■ DATA FOR THIS EXERCISE
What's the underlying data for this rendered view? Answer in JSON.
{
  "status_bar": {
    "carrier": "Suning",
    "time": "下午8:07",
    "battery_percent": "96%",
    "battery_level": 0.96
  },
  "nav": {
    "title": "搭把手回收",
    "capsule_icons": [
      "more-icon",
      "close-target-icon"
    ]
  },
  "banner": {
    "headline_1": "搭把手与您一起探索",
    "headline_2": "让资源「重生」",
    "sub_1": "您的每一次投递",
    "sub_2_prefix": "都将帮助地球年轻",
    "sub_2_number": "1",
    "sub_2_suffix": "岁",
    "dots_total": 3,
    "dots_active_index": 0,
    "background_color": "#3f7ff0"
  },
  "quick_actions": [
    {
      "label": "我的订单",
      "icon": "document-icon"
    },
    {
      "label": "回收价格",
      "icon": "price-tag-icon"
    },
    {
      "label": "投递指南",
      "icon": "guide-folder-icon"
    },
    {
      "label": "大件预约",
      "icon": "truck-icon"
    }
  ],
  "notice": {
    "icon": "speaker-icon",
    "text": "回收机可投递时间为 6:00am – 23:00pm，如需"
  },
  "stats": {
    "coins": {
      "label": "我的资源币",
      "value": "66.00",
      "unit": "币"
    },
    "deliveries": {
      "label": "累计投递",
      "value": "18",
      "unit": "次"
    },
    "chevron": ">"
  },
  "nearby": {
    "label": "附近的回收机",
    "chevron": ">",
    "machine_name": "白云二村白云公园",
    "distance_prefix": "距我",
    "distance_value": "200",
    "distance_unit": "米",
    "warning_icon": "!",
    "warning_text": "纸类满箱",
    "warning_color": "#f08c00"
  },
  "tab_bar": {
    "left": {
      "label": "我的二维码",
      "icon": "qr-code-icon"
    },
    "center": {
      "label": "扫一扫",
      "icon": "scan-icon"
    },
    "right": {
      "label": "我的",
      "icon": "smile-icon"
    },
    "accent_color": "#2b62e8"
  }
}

■ YOUR TASK
Write the entire listing out again, word for word.

■ EXERCISE RESPONSE
What's the underlying data for this rendered view? Answer in JSON.
{
  "status_bar": {
    "carrier": "Suning",
    "time": "下午8:07",
    "battery_percent": "96%",
    "battery_level": 0.96
  },
  "nav": {
    "title": "搭把手回收",
    "capsule_icons": [
      "more-icon",
      "close-target-icon"
    ]
  },
  "banner": {
    "headline_1": "搭把手与您一起探索",
    "headline_2": "让资源「重生」",
    "sub_1": "您的每一次投递",
    "sub_2_prefix": "都将帮助地球年轻",
    "sub_2_number": "1",
    "sub_2_suffix": "岁",
    "dots_total": 3,
    "dots_active_index": 0,
    "background_color": "#3f7ff0"
  },
  "quick_actions": [
    {
      "label": "我的订单",
      "icon": "document-icon"
    },
    {
      "label": "回收价格",
      "icon": "price-tag-icon"
    },
    {
      "label": "投递指南",
      "icon": "guide-folder-icon"
    },
    {
      "label": "大件预约",
      "icon": "truck-icon"
    }
  ],
  "notice": {
    "icon": "speaker-icon",
    "text": "回收机可投递时间为 6:00am – 23:00pm，如需"
  },
  "stats": {
    "coins": {
      "label": "我的资源币",
      "value": "66.00",
      "unit": "币"
    },
    "deliveries": {
      "label": "累计投递",
      "value": "18",
      "unit": "次"
    },
    "chevron": ">"
  },
  "nearby": {
    "label": "附近的回收机",
    "chevron": ">",
    "machine_name": "白云二村白云公园",
    "distance_prefix": "距我",
    "distance_value": "200",
    "distance_unit": "米",
    "warning_icon": "!",
    "warning_text": "纸类满箱",
    "warning_color": "#f08c00"
  },
  "tab_bar": {
    "left": {
      "label": "我的二维码",
      "icon": "qr-code-icon"
    },
    "center": {
      "label": "扫一扫",
      "icon": "scan-icon"
    },
    "right": {
      "label": "我的",
      "icon": "smile-icon"
    },
    "accent_color": "#2b62e8"
  }
}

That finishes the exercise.